- **SUPPLIED MATERIAL**
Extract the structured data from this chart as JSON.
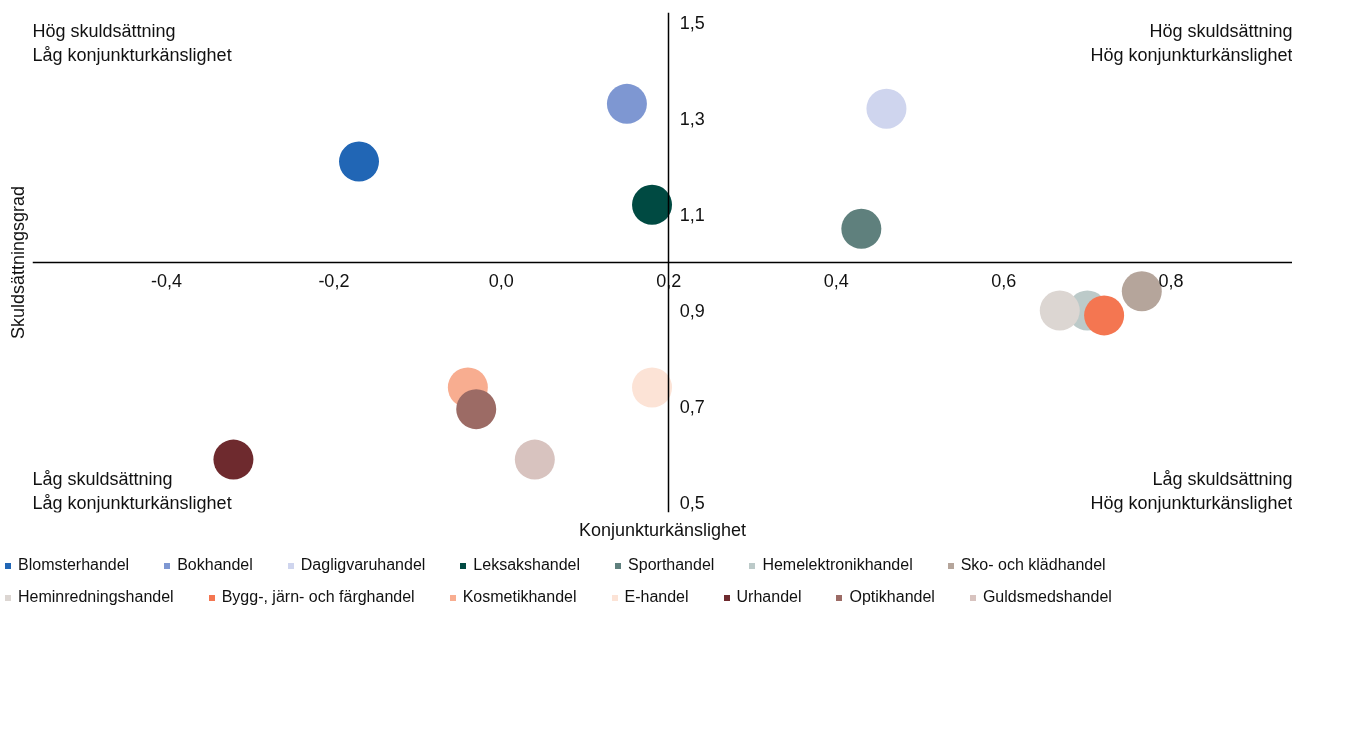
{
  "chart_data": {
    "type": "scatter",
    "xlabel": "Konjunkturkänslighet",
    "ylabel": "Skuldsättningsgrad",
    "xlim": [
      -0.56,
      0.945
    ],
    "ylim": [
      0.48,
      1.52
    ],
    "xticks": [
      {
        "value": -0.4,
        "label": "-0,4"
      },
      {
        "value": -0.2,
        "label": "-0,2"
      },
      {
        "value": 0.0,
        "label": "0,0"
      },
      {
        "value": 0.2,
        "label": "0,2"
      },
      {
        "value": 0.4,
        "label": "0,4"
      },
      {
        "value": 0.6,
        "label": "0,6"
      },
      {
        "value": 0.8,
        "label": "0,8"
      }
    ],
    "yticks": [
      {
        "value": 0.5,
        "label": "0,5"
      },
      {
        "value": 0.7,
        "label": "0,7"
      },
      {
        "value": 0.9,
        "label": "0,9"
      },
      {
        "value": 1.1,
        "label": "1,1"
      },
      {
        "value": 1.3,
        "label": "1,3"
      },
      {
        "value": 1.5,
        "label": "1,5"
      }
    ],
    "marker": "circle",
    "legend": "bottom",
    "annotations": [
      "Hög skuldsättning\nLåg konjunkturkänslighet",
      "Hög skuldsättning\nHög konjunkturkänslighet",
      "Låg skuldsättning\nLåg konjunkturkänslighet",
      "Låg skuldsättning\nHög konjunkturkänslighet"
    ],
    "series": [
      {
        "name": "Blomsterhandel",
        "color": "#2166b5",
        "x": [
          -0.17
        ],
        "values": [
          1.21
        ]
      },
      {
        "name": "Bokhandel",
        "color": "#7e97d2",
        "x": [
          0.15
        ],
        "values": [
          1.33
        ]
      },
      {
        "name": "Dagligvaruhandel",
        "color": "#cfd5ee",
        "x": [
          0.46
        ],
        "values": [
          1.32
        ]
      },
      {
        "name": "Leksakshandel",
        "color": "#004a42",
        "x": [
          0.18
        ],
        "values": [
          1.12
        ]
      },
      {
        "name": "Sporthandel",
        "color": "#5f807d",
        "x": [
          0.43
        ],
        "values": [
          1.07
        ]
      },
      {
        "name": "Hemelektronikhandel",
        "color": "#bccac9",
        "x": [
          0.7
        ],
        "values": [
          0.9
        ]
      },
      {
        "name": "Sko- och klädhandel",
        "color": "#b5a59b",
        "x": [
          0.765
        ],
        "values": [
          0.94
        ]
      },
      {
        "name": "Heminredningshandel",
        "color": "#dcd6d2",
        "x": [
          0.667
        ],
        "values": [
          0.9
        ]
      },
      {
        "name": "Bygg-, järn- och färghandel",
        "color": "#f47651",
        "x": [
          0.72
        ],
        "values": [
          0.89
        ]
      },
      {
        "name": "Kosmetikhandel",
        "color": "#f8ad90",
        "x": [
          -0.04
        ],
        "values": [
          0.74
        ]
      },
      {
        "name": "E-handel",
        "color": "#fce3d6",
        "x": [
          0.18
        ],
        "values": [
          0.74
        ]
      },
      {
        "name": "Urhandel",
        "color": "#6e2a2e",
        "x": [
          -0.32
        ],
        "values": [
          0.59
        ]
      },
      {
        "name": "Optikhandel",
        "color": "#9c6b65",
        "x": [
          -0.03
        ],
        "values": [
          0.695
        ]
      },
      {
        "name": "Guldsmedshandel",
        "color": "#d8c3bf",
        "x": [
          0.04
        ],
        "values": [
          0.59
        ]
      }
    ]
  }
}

- **YOUR INSTRUCTIONS**
Transcribe the listing in full. Omit the pictures and keep every line exact.

- **ANSWER**
Extract the structured data from this chart as JSON.
{
  "chart_data": {
    "type": "scatter",
    "xlabel": "Konjunkturkänslighet",
    "ylabel": "Skuldsättningsgrad",
    "xlim": [
      -0.56,
      0.945
    ],
    "ylim": [
      0.48,
      1.52
    ],
    "xticks": [
      {
        "value": -0.4,
        "label": "-0,4"
      },
      {
        "value": -0.2,
        "label": "-0,2"
      },
      {
        "value": 0.0,
        "label": "0,0"
      },
      {
        "value": 0.2,
        "label": "0,2"
      },
      {
        "value": 0.4,
        "label": "0,4"
      },
      {
        "value": 0.6,
        "label": "0,6"
      },
      {
        "value": 0.8,
        "label": "0,8"
      }
    ],
    "yticks": [
      {
        "value": 0.5,
        "label": "0,5"
      },
      {
        "value": 0.7,
        "label": "0,7"
      },
      {
        "value": 0.9,
        "label": "0,9"
      },
      {
        "value": 1.1,
        "label": "1,1"
      },
      {
        "value": 1.3,
        "label": "1,3"
      },
      {
        "value": 1.5,
        "label": "1,5"
      }
    ],
    "marker": "circle",
    "legend": "bottom",
    "annotations": [
      "Hög skuldsättning\nLåg konjunkturkänslighet",
      "Hög skuldsättning\nHög konjunkturkänslighet",
      "Låg skuldsättning\nLåg konjunkturkänslighet",
      "Låg skuldsättning\nHög konjunkturkänslighet"
    ],
    "series": [
      {
        "name": "Blomsterhandel",
        "color": "#2166b5",
        "x": [
          -0.17
        ],
        "values": [
          1.21
        ]
      },
      {
        "name": "Bokhandel",
        "color": "#7e97d2",
        "x": [
          0.15
        ],
        "values": [
          1.33
        ]
      },
      {
        "name": "Dagligvaruhandel",
        "color": "#cfd5ee",
        "x": [
          0.46
        ],
        "values": [
          1.32
        ]
      },
      {
        "name": "Leksakshandel",
        "color": "#004a42",
        "x": [
          0.18
        ],
        "values": [
          1.12
        ]
      },
      {
        "name": "Sporthandel",
        "color": "#5f807d",
        "x": [
          0.43
        ],
        "values": [
          1.07
        ]
      },
      {
        "name": "Hemelektronikhandel",
        "color": "#bccac9",
        "x": [
          0.7
        ],
        "values": [
          0.9
        ]
      },
      {
        "name": "Sko- och klädhandel",
        "color": "#b5a59b",
        "x": [
          0.765
        ],
        "values": [
          0.94
        ]
      },
      {
        "name": "Heminredningshandel",
        "color": "#dcd6d2",
        "x": [
          0.667
        ],
        "values": [
          0.9
        ]
      },
      {
        "name": "Bygg-, järn- och färghandel",
        "color": "#f47651",
        "x": [
          0.72
        ],
        "values": [
          0.89
        ]
      },
      {
        "name": "Kosmetikhandel",
        "color": "#f8ad90",
        "x": [
          -0.04
        ],
        "values": [
          0.74
        ]
      },
      {
        "name": "E-handel",
        "color": "#fce3d6",
        "x": [
          0.18
        ],
        "values": [
          0.74
        ]
      },
      {
        "name": "Urhandel",
        "color": "#6e2a2e",
        "x": [
          -0.32
        ],
        "values": [
          0.59
        ]
      },
      {
        "name": "Optikhandel",
        "color": "#9c6b65",
        "x": [
          -0.03
        ],
        "values": [
          0.695
        ]
      },
      {
        "name": "Guldsmedshandel",
        "color": "#d8c3bf",
        "x": [
          0.04
        ],
        "values": [
          0.59
        ]
      }
    ]
  }
}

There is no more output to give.